▸ EXERCISE REQUIREMENTS
For the listing below, give the count of lines containing "Mobile", and no other text.

▸ SOURCE DATA
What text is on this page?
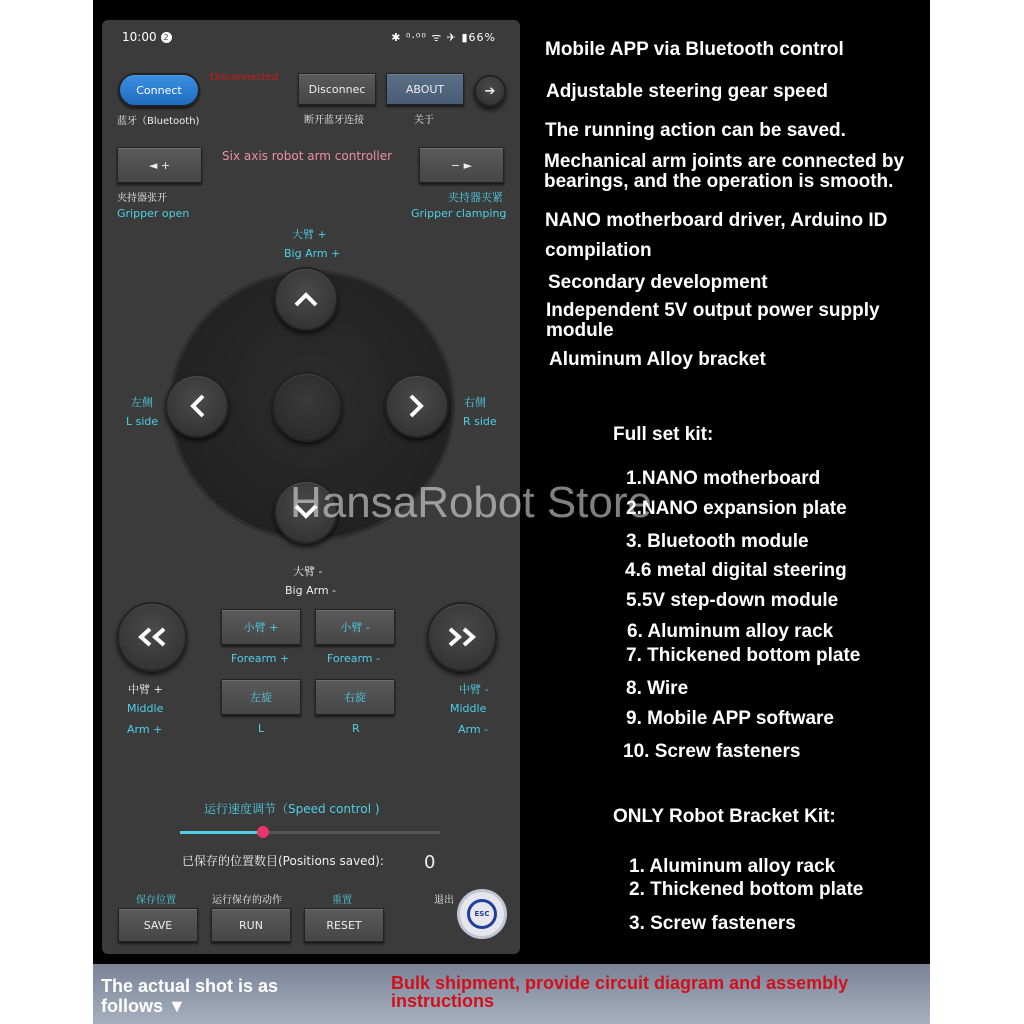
10:00 2	✱ ⁰·⁰⁰ ᯤ ✈ ▮66%
Connect
蓝牙（Bluetooth)
Disconnected
Disconnec
断开蓝牙连接
ABOUT
关于
➔
◄ +
Six axis robot arm controller
− ►
夹持器张开
Gripper open
夹持器夹紧
Gripper clamping
大臂 +
Big Arm +
左侧
L side
右侧
R side
大臂 -
Big Arm -
中臂 +
Middle
Arm +
中臂 -
Middle
Arm -
小臂 +	小臂 -
Forearm +	Forearm -
左旋	右旋
L	R
运行速度调节（Speed control )
已保存的位置数目(Positions saved): 0
保存位置	运行保存的动作	重置	退出
SAVE	RUN	RESET
ESC
Mobile APP via Bluetooth control
Adjustable steering gear speed
The running action can be saved.
Mechanical arm joints are connected by
bearings, and the operation is smooth.
NANO motherboard driver, Arduino ID
compilation
Secondary development
Independent 5V output power supply
module
Aluminum Alloy bracket
Full set kit:
1.NANO motherboard
2.NANO expansion plate
3. Bluetooth module
4.6 metal digital steering
5.5V step-down module
6. Aluminum alloy rack
7. Thickened bottom plate
8. Wire
9. Mobile APP software
10. Screw fasteners
ONLY Robot Bracket Kit:
1. Aluminum alloy rack
2. Thickened bottom plate
3. Screw fasteners
HansaRobot Store
The actual shot is as follows ▼
Bulk shipment, provide circuit diagram and assembly instructions
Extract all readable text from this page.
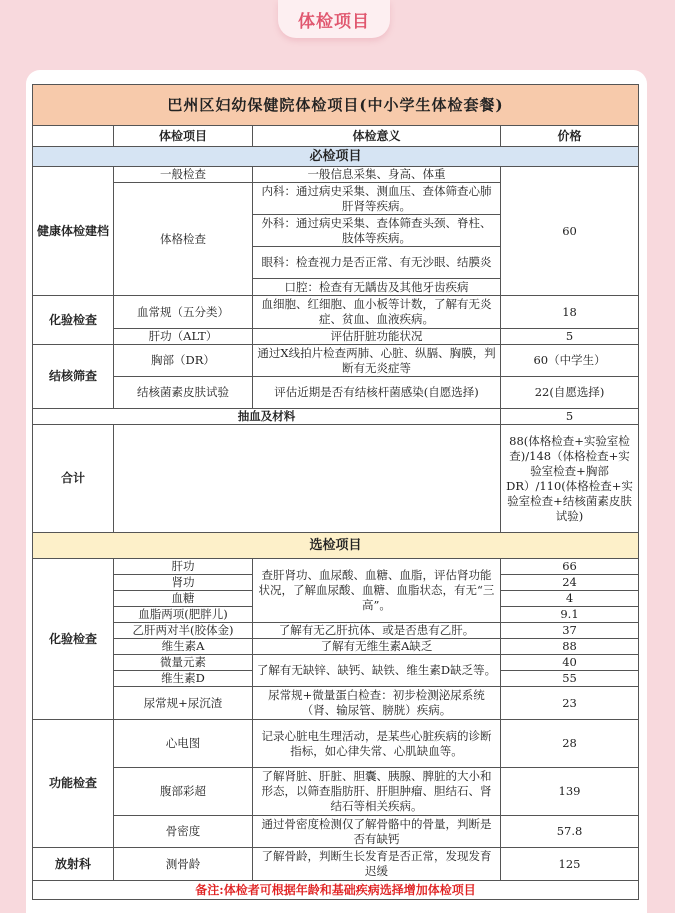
体检项目
巴州区妇幼保健院体检项目(中小学生体检套餐)			
	体检项目	体检意义	价格
必检项目			
健康体检建档	一般检查	一般信息采集、身高、体重	60
	体格检查	内科：通过病史采集、测血压、查体筛查心肺肝肾等疾病。	
		外科：通过病史采集、查体筛查头颈、脊柱、肢体等疾病。	
		眼科：检查视力是否正常、有无沙眼、结膜炎	
		口腔：检查有无龋齿及其他牙齿疾病	
化验检查	血常规（五分类）	血细胞、红细胞、血小板等计数，了解有无炎症、贫血、血液疾病。	18
	肝功（ALT）	评估肝脏功能状况	5
结核筛查	胸部（DR）	通过X线拍片检查两肺、心脏、纵膈、胸膜，判断有无炎症等	60（中学生）
	结核菌素皮肤试验	评估近期是否有结核杆菌感染(自愿选择)	22(自愿选择)
抽血及材料			5
合计			88(体格检查+实验室检查)/148（体格检查+实验室检查+胸部DR）/110(体格检查+实验室检查+结核菌素皮肤试验)
选检项目			
化验检查	肝功	查肝肾功、血尿酸、血糖、血脂，评估肾功能状况，了解血尿酸、血糖、血脂状态，有无“三高”。	66
	肾功		24
	血糖		4
	血脂两项(肥胖儿)		9.1
	乙肝两对半(胶体金)	了解有无乙肝抗体、或是否患有乙肝。	37
	维生素A	了解有无维生素A缺乏	88
	微量元素	了解有无缺锌、缺钙、缺铁、维生素D缺乏等。	40
	维生素D		55
	尿常规+尿沉渣	尿常规+微量蛋白检查：初步检测泌尿系统（肾、输尿管、膀胱）疾病。	23
功能检查	心电图	记录心脏电生理活动，是某些心脏疾病的诊断指标，如心律失常、心肌缺血等。	28
	腹部彩超	了解肾脏、肝脏、胆囊、胰腺、脾脏的大小和形态，以筛查脂肪肝、肝胆肿瘤、胆结石、肾结石等相关疾病。	139
	骨密度	通过骨密度检测仅了解骨骼中的骨量，判断是否有缺钙	57.8
放射科	测骨龄	了解骨龄，判断生长发育是否正常，发现发育迟缓	125
备注:体检者可根据年龄和基础疾病选择增加体检项目			
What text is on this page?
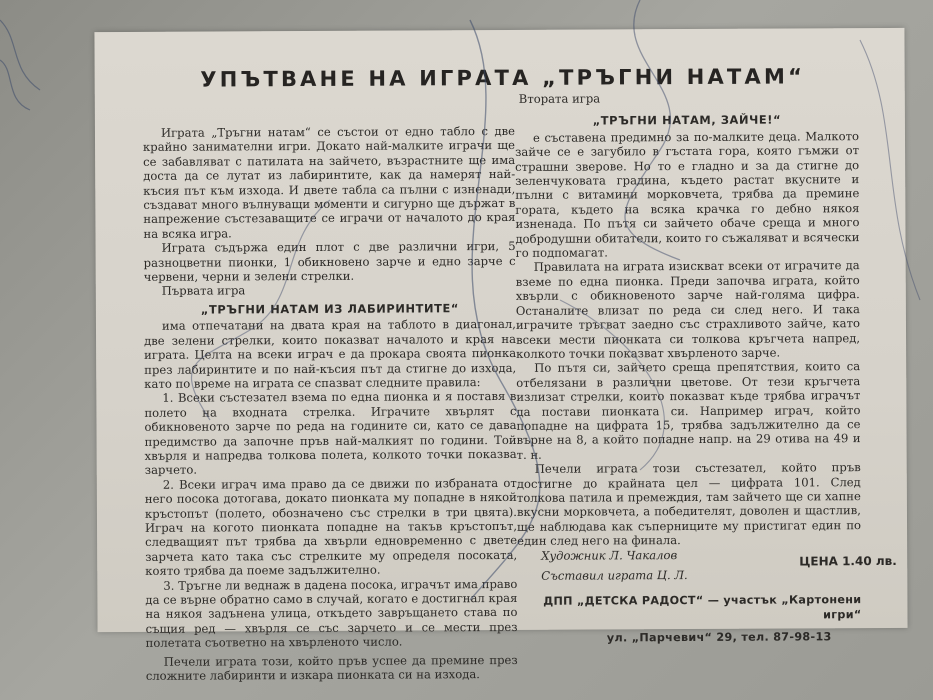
УПЪТВАНЕ НА ИГРАТА „ТРЪГНИ НАТАМ“

Играта „Тръгни натам“ се състои от едно табло с две крайно занимателни игри. Докато най-малките играчи ще се забавляват с патилата на зайчето, възрастните ще има доста да се лутат из лабиринтите, как да намерят най-късия път към изхода. И двете табла са пълни с изненади, създават много вълнуващи моменти и сигурно ще държат в напрежение състезаващите се играчи от началото до края на всяка игра.

Играта съдържа един плот с две различни игри, 5 разноцветни пионки, 1 обикновено зарче и едно зарче с червени, черни и зелени стрелки.

Първата игра

„ТРЪГНИ НАТАМ ИЗ ЛАБИРИНТИТЕ“

има отпечатани на двата края на таблото в диагонал, две зелени стрелки, които показват началото и края на играта. Целта на всеки играч е да прокара своята пионка през лабиринтите и по най-късия път да стигне до изхода, като по време на играта се спазват следните правила:

1. Всеки състезател взема по една пионка и я поставя в полето на входната стрелка. Играчите хвърлят с обикновеното зарче по реда на годините си, като се дава предимство да започне пръв най-малкият по години. Той хвърля и напредва толкова полета, колкото точки показва зарчето.

2. Всеки играч има право да се движи по избраната от него посока дотогава, докато пионката му попадне в някой кръстопът (полето, обозначено със стрелки в три цвята). Играч на когото пионката попадне на такъв кръстопът, следващият път трябва да хвърли едновременно с двете зарчета като така със стрелките му определя посоката, която трябва да поеме задължително.

3. Тръгне ли веднаж в дадена посока, играчът има право да се върне обратно само в случай, когато е достигнал края на някоя задънена улица, откъдето завръщането става по същия ред — хвърля се със зарчето и се мести през полетата съответно на хвърленото число.

Печели играта този, който пръв успее да премине през сложните лабиринти и изкара пионката си на изхода.

Втората игра

„ТРЪГНИ НАТАМ, ЗАЙЧЕ!“

е съставена предимно за по-малките деца. Малкото зайче се е загубило в гъстата гора, която гъмжи от страшни зверове. Но то е гладно и за да стигне до зеленчуковата градина, където растат вкусните и пълни с витамини морковчета, трябва да премине гората, където на всяка крачка го дебно някоя изненада. По пътя си зайчето обаче среща и много добродушни обитатели, които го съжаляват и всячески го подпомагат.

Правилата на играта изискват всеки от играчите да вземе по една пионка. Преди започва играта, който хвърли с обикновеното зарче най-голяма цифра. Останалите влизат по реда си след него. И така играчите тръгват заедно със страхливото зайче, като всеки мести пионката си толкова кръгчета напред, колкото точки показват хвърленото зарче.

По пътя си, зайчето среща препятствия, които са отбелязани в различни цветове. От тези кръгчета излизат стрелки, които показват къде трябва играчът да постави пионката си. Например играч, който попадне на цифрата 15, трябва задължително да се върне на 8, а който попадне напр. на 29 отива на 49 и т. н.

Печели играта този състезател, който пръв достигне до крайната цел — цифрата 101. След толкова патила и премеждия, там зайчето ще си хапне вкусни морковчета, а победителят, доволен и щастлив, ще наблюдава как съперниците му пристигат един по един след него на финала.

Художник Л. Чакалов

Съставил играта Ц. Л.

ДПП „ДЕТСКА РАДОСТ“ — участък „Картонени игри“

ул. „Парчевич“ 29, тел. 87-98-13

ЦЕНА 1.40 лв.
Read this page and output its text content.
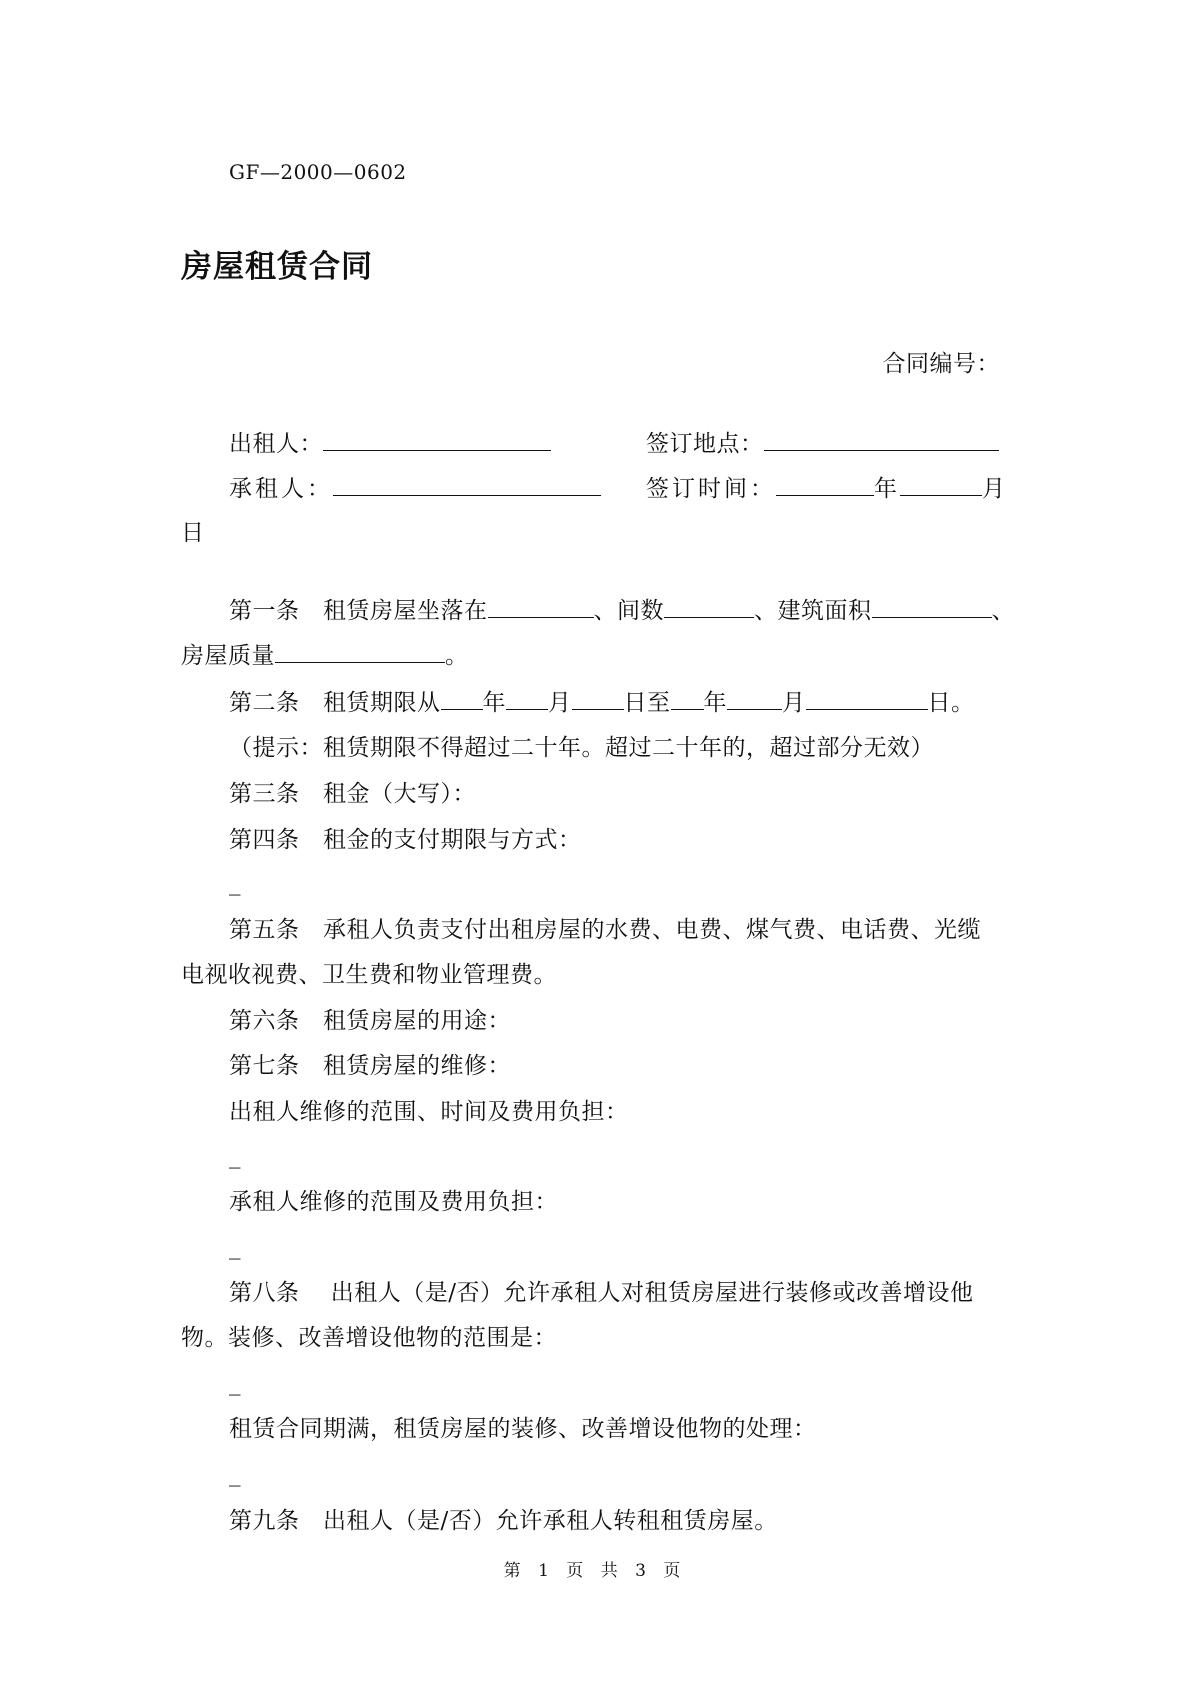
GF—2000—0602
房屋租赁合同
合同编号：
出租人：	签订地点：
承租人：	签订时间：	年	月
日
第一条　 租赁房屋坐落在	、间数	、建筑面积	、
房屋质量	。
第二条　 租赁期限从 年 月 日至 年 月	日。
（提示：租赁期限不得超过二十年。超过二十年的，超过部分无效）
第三条　租金（大写）：
第四条　租金的支付期限与方式：
_
第五条　承租人负责支付出租房屋的水费、电费、煤气费、电话费、光缆
电视收视费、卫生费和物业管理费。
第六条　租赁房屋的用途：
第七条　租赁房屋的维修：
出租人维修的范围、时间及费用负担：
_
承租人维修的范围及费用负担：
_
第八条　 出租人（是/否）允许承租人对租赁房屋进行装修或改善增设他
物。装修、改善增设他物的范围是：
_
租赁合同期满，租赁房屋的装修、改善增设他物的处理：
_
第九条　出租人（是/否）允许承租人转租租赁房屋。
第 1 页 共 3 页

▸ WRITTEN REPLY
2